## Task to carry out
Search the records for the word "JSON" and pick out every line that has it.

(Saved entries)
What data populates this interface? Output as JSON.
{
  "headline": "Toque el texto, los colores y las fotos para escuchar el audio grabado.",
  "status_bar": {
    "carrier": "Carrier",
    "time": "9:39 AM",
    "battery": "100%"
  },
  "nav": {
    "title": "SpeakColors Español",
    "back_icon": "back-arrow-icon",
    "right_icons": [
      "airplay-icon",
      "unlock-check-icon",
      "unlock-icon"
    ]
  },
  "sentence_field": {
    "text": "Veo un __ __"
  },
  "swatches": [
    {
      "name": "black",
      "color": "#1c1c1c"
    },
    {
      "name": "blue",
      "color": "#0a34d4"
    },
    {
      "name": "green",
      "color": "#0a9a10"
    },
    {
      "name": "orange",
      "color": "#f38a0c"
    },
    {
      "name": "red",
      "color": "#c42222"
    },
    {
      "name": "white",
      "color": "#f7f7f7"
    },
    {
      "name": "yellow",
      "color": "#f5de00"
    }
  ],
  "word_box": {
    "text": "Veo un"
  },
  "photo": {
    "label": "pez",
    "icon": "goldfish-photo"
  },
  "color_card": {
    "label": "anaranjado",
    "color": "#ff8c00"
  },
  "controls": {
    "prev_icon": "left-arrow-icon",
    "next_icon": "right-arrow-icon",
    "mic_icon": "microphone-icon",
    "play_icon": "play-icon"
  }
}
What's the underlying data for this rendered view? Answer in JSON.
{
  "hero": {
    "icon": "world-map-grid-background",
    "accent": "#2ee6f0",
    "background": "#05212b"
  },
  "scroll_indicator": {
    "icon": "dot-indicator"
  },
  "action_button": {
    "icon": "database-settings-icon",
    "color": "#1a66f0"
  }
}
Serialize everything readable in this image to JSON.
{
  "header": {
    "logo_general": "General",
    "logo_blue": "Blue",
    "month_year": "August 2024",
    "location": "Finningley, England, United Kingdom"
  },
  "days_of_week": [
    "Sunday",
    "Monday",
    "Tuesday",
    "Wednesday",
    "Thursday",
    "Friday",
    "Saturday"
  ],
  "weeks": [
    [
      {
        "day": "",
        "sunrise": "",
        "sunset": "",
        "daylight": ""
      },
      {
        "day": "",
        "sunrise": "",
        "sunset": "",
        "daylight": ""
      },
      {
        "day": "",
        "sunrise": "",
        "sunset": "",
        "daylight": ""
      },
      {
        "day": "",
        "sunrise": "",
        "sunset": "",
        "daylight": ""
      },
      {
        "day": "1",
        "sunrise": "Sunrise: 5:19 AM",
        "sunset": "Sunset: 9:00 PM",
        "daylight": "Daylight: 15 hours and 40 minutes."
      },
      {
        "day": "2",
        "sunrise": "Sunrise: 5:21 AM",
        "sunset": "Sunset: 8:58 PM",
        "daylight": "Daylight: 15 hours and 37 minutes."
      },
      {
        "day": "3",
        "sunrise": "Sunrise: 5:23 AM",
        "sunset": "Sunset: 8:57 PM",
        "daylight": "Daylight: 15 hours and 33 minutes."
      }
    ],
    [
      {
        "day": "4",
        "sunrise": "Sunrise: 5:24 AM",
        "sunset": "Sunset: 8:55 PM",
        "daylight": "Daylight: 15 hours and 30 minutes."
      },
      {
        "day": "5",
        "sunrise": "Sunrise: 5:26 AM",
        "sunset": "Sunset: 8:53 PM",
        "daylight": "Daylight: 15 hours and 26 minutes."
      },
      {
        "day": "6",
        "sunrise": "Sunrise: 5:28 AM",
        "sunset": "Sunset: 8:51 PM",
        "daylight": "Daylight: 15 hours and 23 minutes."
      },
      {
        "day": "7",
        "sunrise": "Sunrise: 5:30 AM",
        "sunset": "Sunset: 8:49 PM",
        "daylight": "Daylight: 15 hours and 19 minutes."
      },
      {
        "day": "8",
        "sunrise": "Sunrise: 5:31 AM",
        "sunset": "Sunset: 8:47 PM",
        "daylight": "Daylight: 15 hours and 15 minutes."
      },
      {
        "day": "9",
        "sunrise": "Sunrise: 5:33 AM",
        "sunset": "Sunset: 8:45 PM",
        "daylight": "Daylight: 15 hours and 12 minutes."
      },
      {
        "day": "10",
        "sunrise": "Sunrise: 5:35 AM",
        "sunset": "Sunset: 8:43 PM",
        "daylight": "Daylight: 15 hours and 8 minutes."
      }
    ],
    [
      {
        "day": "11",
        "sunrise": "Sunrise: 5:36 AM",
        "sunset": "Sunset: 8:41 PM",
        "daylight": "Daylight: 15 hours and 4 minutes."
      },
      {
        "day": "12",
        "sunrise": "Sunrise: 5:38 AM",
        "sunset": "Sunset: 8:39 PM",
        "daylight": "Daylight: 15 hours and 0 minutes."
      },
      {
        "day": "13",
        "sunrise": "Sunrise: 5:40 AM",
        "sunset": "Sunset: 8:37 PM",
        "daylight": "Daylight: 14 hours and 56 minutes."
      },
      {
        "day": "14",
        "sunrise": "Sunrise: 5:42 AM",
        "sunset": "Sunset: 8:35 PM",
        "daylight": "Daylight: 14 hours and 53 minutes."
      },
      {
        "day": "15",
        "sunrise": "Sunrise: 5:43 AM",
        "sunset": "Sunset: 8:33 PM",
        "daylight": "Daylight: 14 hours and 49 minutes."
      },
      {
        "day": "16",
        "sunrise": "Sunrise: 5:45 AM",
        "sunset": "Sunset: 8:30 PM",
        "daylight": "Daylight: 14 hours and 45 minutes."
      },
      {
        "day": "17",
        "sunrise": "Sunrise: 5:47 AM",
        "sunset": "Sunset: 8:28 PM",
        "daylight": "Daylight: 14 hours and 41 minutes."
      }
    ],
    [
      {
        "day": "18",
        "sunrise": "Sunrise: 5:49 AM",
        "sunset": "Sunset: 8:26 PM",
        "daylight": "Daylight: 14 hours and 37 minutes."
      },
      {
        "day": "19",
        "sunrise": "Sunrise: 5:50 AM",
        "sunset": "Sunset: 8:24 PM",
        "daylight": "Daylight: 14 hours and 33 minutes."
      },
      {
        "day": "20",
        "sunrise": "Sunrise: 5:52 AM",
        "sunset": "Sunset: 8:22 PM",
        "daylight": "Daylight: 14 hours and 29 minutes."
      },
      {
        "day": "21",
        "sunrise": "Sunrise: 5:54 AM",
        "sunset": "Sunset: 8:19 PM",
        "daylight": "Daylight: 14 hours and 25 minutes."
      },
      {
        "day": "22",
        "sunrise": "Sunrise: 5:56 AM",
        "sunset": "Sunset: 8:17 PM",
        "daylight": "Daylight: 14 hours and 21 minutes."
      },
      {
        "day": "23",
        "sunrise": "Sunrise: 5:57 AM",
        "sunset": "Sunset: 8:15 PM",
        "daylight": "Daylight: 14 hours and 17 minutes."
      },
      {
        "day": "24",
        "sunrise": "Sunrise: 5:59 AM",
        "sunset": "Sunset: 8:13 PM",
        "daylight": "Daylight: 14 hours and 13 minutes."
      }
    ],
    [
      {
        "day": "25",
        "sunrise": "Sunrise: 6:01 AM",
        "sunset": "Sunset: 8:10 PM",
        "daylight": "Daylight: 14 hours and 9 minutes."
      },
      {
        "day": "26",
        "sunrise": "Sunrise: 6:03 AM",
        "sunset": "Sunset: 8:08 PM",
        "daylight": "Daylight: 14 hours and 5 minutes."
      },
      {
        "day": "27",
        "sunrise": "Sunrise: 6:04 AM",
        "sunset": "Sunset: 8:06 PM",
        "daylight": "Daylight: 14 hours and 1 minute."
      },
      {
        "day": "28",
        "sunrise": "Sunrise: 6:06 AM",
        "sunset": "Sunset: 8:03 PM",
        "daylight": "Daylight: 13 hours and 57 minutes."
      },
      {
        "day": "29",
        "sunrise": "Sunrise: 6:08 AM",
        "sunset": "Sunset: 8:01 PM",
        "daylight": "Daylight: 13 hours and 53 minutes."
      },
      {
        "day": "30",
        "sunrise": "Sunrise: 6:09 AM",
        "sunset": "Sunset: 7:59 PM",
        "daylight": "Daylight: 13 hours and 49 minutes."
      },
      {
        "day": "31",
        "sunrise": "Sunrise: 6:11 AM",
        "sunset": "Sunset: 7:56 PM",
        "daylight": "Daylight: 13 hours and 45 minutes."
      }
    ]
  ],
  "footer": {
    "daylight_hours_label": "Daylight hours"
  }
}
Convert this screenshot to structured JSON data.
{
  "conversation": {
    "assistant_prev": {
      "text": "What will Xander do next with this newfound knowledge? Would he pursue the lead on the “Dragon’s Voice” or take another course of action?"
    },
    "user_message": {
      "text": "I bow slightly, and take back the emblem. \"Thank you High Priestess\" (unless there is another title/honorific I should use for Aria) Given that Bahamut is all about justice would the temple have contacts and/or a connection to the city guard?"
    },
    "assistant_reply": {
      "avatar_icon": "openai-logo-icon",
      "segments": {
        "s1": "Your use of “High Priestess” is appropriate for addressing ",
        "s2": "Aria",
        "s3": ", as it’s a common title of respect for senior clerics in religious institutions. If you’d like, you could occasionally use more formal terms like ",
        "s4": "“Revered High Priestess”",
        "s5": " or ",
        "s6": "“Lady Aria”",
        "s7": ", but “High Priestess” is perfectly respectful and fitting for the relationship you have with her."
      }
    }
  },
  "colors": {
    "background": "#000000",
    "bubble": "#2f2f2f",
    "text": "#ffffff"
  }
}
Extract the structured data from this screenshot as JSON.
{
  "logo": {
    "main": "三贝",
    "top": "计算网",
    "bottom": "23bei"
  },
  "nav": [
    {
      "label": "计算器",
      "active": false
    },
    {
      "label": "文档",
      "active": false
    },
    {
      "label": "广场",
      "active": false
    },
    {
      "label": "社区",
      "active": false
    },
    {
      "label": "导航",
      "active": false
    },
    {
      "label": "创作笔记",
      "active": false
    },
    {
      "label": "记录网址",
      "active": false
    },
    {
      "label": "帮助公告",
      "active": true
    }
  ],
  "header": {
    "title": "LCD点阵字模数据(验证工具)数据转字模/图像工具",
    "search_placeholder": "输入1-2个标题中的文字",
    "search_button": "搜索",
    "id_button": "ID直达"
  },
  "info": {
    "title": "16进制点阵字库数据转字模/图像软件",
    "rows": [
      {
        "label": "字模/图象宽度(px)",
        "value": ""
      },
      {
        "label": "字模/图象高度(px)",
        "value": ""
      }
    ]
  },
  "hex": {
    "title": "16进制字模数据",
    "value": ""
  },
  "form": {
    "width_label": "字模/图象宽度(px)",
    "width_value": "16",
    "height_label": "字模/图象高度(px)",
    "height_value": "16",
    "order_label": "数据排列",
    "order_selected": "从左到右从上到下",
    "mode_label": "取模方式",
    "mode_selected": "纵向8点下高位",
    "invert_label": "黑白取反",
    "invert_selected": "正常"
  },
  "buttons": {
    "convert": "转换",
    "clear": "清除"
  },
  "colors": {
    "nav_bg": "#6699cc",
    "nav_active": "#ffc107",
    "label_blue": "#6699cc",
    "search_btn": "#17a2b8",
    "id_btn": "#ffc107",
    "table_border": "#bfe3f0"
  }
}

## Worked solution
What data populates this interface? Output as JSON.
What's the underlying data for this rendered view? Answer in JSON.
Serialize everything readable in this image to JSON.
Convert this screenshot to structured JSON data.
Extract the structured data from this screenshot as JSON.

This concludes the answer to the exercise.